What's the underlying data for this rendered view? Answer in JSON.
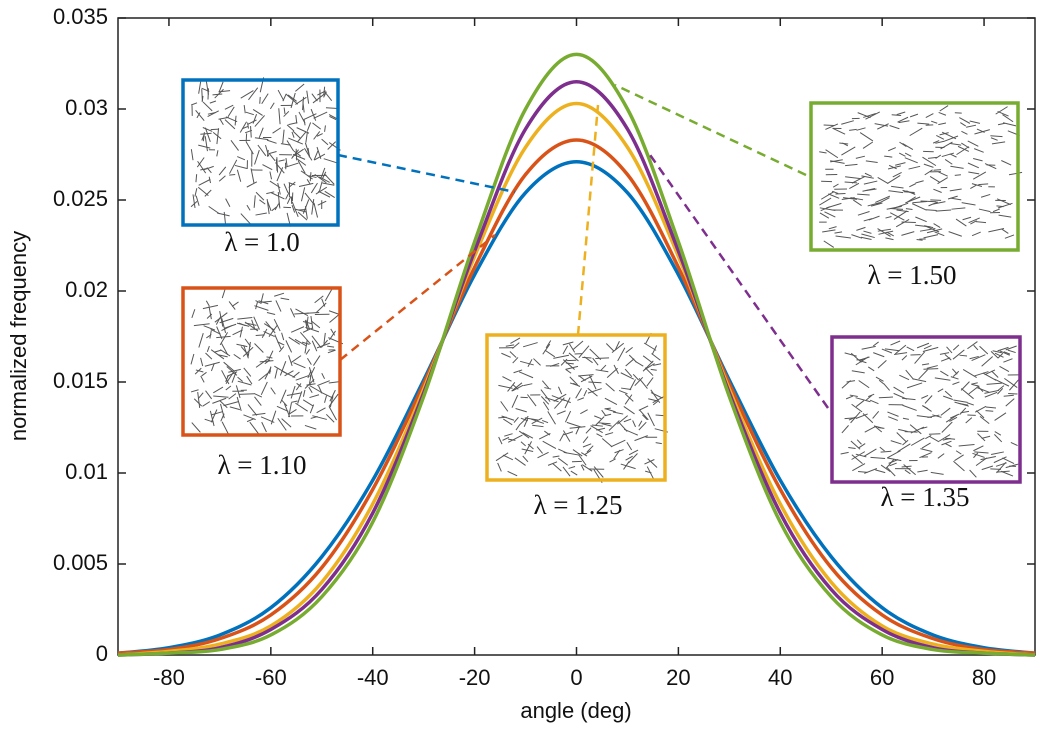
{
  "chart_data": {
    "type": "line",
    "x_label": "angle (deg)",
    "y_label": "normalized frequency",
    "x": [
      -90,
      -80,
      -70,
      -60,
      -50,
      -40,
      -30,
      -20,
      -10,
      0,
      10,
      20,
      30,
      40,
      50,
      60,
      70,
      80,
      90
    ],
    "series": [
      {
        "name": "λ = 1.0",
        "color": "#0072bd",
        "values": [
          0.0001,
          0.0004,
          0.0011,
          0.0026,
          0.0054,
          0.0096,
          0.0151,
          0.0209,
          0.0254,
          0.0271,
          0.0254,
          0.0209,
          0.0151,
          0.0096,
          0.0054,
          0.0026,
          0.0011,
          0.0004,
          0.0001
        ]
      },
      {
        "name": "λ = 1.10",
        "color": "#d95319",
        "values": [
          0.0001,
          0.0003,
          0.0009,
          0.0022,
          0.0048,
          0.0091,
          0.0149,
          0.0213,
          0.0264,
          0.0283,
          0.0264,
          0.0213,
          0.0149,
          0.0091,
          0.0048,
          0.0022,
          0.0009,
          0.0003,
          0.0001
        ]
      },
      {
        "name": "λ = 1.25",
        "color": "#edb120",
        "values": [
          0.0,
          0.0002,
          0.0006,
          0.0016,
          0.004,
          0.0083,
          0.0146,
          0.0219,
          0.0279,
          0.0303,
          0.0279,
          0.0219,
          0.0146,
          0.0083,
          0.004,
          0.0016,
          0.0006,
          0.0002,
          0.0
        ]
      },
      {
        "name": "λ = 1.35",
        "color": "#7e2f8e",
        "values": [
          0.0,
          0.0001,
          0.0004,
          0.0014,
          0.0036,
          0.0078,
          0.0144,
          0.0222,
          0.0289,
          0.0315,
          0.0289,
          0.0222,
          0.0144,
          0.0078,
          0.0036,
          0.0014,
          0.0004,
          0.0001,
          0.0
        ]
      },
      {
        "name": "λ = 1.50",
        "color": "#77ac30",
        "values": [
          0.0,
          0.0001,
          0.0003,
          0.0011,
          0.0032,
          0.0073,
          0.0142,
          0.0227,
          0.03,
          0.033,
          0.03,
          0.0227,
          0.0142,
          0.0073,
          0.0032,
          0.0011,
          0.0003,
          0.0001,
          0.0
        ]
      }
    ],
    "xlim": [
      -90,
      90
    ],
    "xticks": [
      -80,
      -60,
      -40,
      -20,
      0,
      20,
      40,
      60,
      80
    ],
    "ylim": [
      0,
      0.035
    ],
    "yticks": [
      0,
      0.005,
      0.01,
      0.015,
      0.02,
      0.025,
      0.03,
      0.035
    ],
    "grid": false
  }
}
***
EXERCISE DETAILS = Copy out every line holding the string "color".

RESPONSE TO THIS EXERCISE =
        "color": "#0072bd",
        "color": "#d95319",
        "color": "#edb120",
        "color": "#7e2f8e",
        "color": "#77ac30",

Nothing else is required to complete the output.